**Required tasks**
1. In the Hu Moments post, replace "silhouette" with "shape mask" and give the passage between "OpenCV Shape Descriptor: Hu" and "outline of the object.", inclusive.
2. Please answer these questions from the Hu Moments post:
(a) Which Python versions will the example run on?
(b) What does the post call the most common approach to obtain a segmentation?
(c) How does the post explain the term "shape feature vector"?
## begin Selected excerpt
So what type of shape descriptors does OpenCV provide?
The most notable are Hu Moments which are can be used to describe, characterize, and quantify the shape of an object in an image.
Hu Moments are normally extracted from the silhouette or outline of an object in an image. By describing the silhouette or outline of an object, we are able to extract a shape feature vector (i.e. a list of numbers) to represent the shape of the object.
We can then compare two feature vectors using a similarity metric or distance function to determine how “similar” the shapes are.
In this blog post I’ll show you how to extract the Hu Moments shape descriptor using Python and OpenCV.
OpenCV and Python versions:
This example will run on Python 2.7/Python 3.4+ and OpenCV 2.4.X/OpenCV 3.0+.
OpenCV Shape Descriptor: Hu Moments Example
As I mentioned, Hu Moments are used to characterize the outline or “silhouette” of an object in an image.
Normally, we obtain this shape after applying some sort of segmentation (i.e. setting the background pixels to black and the foreground pixels to white). Thresholding is the most common approach to obtain our segmentation.
After we have performed thresholding we have the silhouette of the object in the image.
We could also find the contours of the silhouette and draw them, thus creating an outline of the object.
Regardless of which method we choose, we can still apply the Hu Moments shape descriptors provided that we obtain consistent representations across all images.
## end Selected excerpt
## begin Dataset records
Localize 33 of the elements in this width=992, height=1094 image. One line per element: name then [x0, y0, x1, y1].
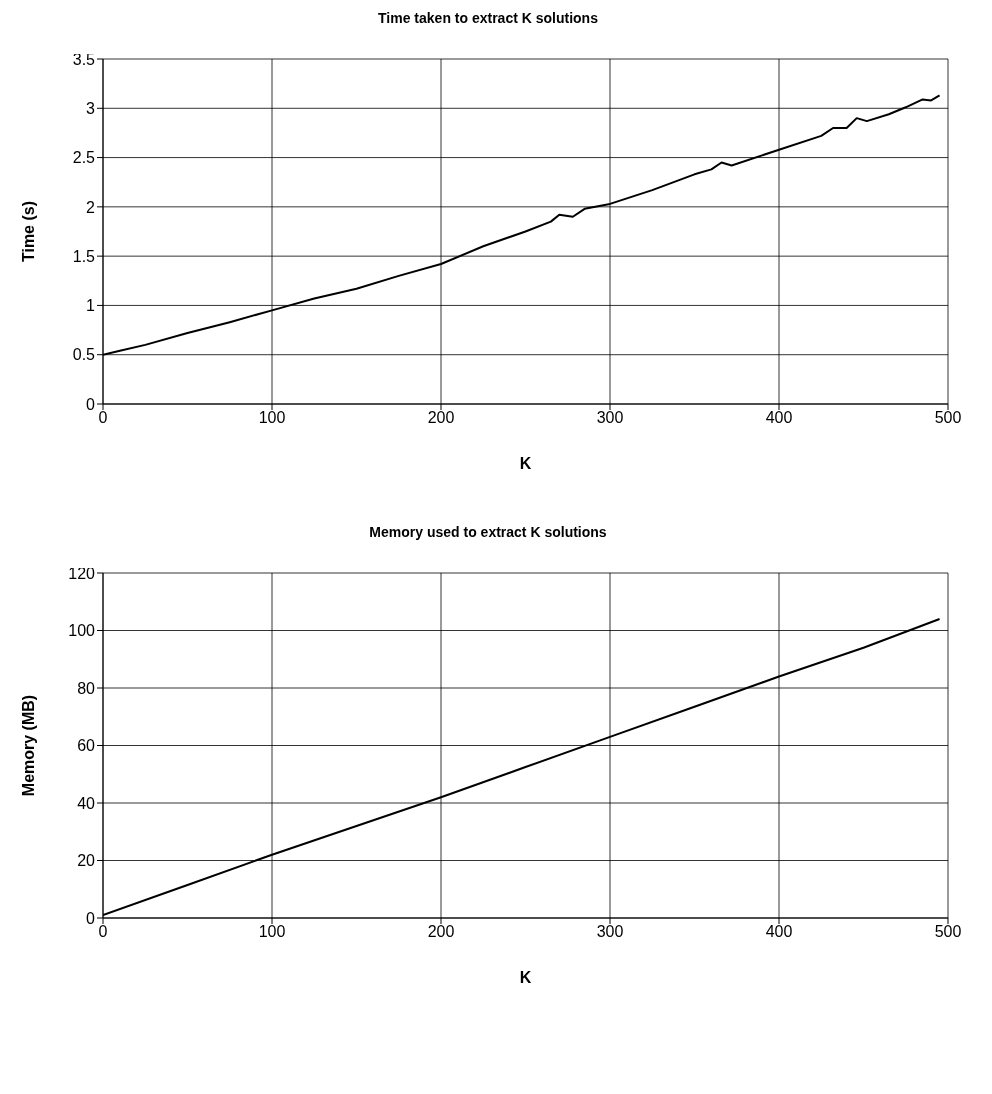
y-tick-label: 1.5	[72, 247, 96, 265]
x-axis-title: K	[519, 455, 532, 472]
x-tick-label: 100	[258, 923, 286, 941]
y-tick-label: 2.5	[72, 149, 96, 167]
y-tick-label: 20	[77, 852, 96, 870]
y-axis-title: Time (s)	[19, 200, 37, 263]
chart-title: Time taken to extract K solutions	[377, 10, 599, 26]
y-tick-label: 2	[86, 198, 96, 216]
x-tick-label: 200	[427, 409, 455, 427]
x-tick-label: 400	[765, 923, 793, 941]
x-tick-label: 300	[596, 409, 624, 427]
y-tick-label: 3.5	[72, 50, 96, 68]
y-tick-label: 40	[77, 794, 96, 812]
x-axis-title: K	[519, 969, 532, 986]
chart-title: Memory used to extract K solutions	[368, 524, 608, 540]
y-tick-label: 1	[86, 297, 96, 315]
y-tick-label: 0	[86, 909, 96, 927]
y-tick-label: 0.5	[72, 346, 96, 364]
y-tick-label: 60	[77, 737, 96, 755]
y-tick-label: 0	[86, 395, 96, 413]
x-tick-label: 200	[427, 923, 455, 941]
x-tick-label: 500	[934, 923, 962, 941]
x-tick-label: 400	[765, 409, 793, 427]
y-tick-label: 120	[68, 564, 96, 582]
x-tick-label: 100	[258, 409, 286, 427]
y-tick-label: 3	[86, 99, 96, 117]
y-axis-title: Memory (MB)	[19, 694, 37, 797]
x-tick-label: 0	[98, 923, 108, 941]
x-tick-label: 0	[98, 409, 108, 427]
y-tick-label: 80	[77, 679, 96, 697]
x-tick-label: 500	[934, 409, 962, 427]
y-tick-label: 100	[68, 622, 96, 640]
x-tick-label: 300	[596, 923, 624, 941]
## end Dataset records
**Solution list**
1.
OpenCV Shape Descriptor: Hu Moments Example
As I mentioned, Hu Moments are used to characterize the outline or “shape mask” of an object in an image.
Normally, we obtain this shape after applying some sort of segmentation (i.e. setting the background pixels to black and the foreground pixels to white). Thresholding is the most common approach to obtain our segmentation.
After we have performed thresholding we have the shape mask of the object in the image.
We could also find the contours of the shape mask and draw them, thus creating an outline of the object.

2.
(a) Python 2.7/Python 3.4+
(b) Thresholding
(c) A list of numbers